(Stored dataset items)
>> Start
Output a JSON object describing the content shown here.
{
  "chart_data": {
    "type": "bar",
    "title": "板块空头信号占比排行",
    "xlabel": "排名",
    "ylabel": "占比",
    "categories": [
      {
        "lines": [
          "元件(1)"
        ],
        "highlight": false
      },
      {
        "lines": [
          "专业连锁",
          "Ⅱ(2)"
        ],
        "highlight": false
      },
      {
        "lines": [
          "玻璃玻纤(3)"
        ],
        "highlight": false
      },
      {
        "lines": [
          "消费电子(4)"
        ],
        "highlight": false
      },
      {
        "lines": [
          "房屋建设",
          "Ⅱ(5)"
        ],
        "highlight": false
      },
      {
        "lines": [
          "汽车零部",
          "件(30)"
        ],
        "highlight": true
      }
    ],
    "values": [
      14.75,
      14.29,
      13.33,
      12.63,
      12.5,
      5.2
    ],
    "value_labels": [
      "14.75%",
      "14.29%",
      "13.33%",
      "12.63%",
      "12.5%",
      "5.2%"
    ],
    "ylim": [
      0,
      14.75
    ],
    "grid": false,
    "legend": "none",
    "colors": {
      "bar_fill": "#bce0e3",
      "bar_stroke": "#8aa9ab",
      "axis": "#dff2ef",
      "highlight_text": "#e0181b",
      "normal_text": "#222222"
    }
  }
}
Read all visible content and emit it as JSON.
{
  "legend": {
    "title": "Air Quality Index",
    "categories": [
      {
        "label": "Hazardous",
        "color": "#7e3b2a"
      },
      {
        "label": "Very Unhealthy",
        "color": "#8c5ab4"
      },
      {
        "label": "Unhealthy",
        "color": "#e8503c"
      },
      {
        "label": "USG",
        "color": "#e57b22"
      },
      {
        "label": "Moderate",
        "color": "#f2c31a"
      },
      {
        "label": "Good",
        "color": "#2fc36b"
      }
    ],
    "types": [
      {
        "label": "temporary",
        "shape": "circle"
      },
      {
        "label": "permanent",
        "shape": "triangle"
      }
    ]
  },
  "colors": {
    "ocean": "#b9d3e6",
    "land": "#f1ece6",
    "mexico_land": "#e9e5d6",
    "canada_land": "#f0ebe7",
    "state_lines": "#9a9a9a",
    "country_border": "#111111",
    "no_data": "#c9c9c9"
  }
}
>> End
Requirements: Recopy the entries above exactly, with every line included.

Problem solution:
Output a JSON object describing the content shown here.
{
  "chart_data": {
    "type": "bar",
    "title": "板块空头信号占比排行",
    "xlabel": "排名",
    "ylabel": "占比",
    "categories": [
      {
        "lines": [
          "元件(1)"
        ],
        "highlight": false
      },
      {
        "lines": [
          "专业连锁",
          "Ⅱ(2)"
        ],
        "highlight": false
      },
      {
        "lines": [
          "玻璃玻纤(3)"
        ],
        "highlight": false
      },
      {
        "lines": [
          "消费电子(4)"
        ],
        "highlight": false
      },
      {
        "lines": [
          "房屋建设",
          "Ⅱ(5)"
        ],
        "highlight": false
      },
      {
        "lines": [
          "汽车零部",
          "件(30)"
        ],
        "highlight": true
      }
    ],
    "values": [
      14.75,
      14.29,
      13.33,
      12.63,
      12.5,
      5.2
    ],
    "value_labels": [
      "14.75%",
      "14.29%",
      "13.33%",
      "12.63%",
      "12.5%",
      "5.2%"
    ],
    "ylim": [
      0,
      14.75
    ],
    "grid": false,
    "legend": "none",
    "colors": {
      "bar_fill": "#bce0e3",
      "bar_stroke": "#8aa9ab",
      "axis": "#dff2ef",
      "highlight_text": "#e0181b",
      "normal_text": "#222222"
    }
  }
}
Read all visible content and emit it as JSON.
{
  "legend": {
    "title": "Air Quality Index",
    "categories": [
      {
        "label": "Hazardous",
        "color": "#7e3b2a"
      },
      {
        "label": "Very Unhealthy",
        "color": "#8c5ab4"
      },
      {
        "label": "Unhealthy",
        "color": "#e8503c"
      },
      {
        "label": "USG",
        "color": "#e57b22"
      },
      {
        "label": "Moderate",
        "color": "#f2c31a"
      },
      {
        "label": "Good",
        "color": "#2fc36b"
      }
    ],
    "types": [
      {
        "label": "temporary",
        "shape": "circle"
      },
      {
        "label": "permanent",
        "shape": "triangle"
      }
    ]
  },
  "colors": {
    "ocean": "#b9d3e6",
    "land": "#f1ece6",
    "mexico_land": "#e9e5d6",
    "canada_land": "#f0ebe7",
    "state_lines": "#9a9a9a",
    "country_border": "#111111",
    "no_data": "#c9c9c9"
  }
}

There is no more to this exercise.